● **Records for this task**:
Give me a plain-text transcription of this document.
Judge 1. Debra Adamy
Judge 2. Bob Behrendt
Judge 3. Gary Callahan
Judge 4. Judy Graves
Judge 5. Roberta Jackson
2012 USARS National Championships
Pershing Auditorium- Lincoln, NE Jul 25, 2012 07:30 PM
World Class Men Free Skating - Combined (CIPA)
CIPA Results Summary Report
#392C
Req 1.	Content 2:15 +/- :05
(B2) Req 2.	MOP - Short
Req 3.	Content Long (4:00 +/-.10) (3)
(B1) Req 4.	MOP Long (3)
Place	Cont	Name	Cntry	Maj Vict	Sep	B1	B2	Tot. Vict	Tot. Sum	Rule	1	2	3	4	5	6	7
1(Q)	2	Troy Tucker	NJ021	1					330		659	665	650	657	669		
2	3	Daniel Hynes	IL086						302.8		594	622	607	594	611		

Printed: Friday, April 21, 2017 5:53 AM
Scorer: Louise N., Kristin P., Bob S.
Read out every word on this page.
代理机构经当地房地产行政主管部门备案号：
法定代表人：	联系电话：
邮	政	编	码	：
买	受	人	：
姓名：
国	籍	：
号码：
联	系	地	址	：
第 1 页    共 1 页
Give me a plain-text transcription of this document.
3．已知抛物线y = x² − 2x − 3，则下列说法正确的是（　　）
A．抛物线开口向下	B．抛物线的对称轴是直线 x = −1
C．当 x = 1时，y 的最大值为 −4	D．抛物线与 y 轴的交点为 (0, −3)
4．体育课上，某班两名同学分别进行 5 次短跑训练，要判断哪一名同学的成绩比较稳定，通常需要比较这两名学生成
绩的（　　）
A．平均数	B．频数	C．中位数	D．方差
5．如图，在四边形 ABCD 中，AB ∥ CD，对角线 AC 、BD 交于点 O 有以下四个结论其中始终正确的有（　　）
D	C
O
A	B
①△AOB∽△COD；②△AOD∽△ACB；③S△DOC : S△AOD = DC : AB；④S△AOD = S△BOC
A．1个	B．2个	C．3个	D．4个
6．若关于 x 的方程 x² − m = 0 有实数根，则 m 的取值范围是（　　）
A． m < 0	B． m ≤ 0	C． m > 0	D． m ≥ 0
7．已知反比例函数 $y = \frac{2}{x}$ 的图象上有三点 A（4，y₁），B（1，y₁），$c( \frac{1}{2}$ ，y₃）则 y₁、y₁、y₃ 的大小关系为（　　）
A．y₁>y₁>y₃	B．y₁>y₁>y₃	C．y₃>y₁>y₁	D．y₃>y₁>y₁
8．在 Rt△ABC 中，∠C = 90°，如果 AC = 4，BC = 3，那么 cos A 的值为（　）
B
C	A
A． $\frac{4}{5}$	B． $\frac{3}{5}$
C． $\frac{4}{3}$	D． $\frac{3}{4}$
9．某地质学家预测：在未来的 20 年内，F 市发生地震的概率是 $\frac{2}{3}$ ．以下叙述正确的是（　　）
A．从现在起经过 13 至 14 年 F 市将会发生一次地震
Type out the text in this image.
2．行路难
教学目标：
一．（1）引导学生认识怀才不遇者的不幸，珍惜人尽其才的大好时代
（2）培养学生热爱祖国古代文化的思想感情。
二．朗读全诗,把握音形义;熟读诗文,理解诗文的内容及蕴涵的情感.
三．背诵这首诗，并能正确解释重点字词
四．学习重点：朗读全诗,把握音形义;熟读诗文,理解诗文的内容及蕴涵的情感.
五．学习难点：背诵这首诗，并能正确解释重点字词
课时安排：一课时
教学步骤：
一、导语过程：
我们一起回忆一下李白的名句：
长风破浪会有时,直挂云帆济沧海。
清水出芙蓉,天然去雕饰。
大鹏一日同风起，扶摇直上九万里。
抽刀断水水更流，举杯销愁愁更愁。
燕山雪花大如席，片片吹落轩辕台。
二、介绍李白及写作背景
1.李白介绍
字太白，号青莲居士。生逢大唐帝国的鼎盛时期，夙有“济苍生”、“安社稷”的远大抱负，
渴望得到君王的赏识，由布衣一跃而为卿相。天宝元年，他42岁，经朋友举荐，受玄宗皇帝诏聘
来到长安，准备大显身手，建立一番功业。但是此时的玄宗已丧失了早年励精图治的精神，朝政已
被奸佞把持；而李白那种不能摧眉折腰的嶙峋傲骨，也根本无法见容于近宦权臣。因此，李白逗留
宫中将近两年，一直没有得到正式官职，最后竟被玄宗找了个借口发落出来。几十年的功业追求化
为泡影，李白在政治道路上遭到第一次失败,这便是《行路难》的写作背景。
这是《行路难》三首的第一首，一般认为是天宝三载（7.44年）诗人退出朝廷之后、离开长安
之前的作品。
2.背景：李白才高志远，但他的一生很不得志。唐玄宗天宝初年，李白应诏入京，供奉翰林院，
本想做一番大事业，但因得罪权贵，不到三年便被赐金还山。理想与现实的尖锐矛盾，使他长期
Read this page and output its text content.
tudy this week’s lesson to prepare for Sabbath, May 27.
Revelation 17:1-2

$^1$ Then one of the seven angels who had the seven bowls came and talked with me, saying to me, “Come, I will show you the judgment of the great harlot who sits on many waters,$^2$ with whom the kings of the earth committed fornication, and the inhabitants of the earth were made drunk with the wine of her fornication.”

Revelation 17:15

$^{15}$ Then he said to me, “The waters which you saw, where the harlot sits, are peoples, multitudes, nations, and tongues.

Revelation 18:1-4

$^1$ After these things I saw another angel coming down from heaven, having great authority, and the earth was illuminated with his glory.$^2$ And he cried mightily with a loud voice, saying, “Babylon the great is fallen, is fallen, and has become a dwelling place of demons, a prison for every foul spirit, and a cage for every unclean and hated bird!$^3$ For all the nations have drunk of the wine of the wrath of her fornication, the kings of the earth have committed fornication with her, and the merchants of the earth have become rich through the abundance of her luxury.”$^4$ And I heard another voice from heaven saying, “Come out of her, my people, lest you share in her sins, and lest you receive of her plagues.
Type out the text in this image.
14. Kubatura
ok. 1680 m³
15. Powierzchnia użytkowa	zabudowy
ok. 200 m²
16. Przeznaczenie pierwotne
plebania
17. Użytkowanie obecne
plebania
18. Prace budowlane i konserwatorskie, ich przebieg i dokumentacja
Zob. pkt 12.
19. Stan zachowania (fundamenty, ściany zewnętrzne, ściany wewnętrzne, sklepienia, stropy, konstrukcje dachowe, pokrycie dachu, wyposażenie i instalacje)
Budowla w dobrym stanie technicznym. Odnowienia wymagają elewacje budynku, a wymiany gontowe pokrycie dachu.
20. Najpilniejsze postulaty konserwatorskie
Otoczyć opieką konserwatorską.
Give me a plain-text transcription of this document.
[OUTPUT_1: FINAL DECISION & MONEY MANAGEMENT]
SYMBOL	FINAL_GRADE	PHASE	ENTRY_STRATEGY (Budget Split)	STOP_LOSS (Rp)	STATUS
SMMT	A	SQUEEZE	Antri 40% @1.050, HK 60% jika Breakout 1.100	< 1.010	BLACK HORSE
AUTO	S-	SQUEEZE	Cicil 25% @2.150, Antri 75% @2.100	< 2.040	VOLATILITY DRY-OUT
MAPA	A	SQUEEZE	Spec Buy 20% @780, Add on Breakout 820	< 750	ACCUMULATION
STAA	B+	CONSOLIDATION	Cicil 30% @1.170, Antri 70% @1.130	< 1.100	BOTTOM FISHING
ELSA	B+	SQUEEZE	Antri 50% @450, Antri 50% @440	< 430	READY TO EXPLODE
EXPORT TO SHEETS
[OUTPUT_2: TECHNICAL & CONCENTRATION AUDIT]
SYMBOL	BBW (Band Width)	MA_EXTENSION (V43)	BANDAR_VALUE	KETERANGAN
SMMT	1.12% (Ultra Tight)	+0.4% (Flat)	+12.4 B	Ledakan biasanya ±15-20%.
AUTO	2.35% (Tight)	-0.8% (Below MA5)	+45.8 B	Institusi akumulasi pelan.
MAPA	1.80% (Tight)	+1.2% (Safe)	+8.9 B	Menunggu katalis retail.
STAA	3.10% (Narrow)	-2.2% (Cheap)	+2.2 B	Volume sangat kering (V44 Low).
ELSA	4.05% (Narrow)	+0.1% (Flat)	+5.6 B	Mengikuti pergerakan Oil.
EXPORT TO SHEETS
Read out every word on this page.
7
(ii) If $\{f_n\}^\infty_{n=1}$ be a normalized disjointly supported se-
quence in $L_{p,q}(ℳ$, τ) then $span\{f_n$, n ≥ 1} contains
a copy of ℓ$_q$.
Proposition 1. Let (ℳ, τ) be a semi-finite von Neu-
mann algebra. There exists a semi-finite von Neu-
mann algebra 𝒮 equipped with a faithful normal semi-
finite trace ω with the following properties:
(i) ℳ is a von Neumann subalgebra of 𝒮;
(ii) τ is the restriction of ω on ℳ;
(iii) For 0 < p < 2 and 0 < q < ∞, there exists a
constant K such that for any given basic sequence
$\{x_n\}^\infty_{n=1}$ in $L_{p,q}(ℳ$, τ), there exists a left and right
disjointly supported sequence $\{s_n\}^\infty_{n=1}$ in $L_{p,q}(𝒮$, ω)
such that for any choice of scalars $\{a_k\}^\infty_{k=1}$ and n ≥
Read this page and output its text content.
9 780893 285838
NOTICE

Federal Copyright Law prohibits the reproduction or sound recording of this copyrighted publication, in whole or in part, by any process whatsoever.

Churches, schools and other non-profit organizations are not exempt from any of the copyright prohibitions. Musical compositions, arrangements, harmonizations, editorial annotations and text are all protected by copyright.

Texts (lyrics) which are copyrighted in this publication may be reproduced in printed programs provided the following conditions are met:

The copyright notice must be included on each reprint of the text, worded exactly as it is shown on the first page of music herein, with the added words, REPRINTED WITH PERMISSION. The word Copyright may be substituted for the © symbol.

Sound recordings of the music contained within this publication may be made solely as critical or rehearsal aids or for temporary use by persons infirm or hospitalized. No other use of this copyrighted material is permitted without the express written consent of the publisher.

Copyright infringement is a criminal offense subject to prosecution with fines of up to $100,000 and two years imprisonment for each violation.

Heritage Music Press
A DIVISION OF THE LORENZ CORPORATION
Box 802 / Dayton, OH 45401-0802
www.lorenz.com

● **To be done**: Identify every line where the string "disjointly" appears.

● **Worked solution**:
(ii) If $\{f_n\}^\infty_{n=1}$ be a normalized disjointly supported se-
disjointly supported sequence $\{s_n\}^\infty_{n=1}$ in $L_{p,q}(𝒮$, ω)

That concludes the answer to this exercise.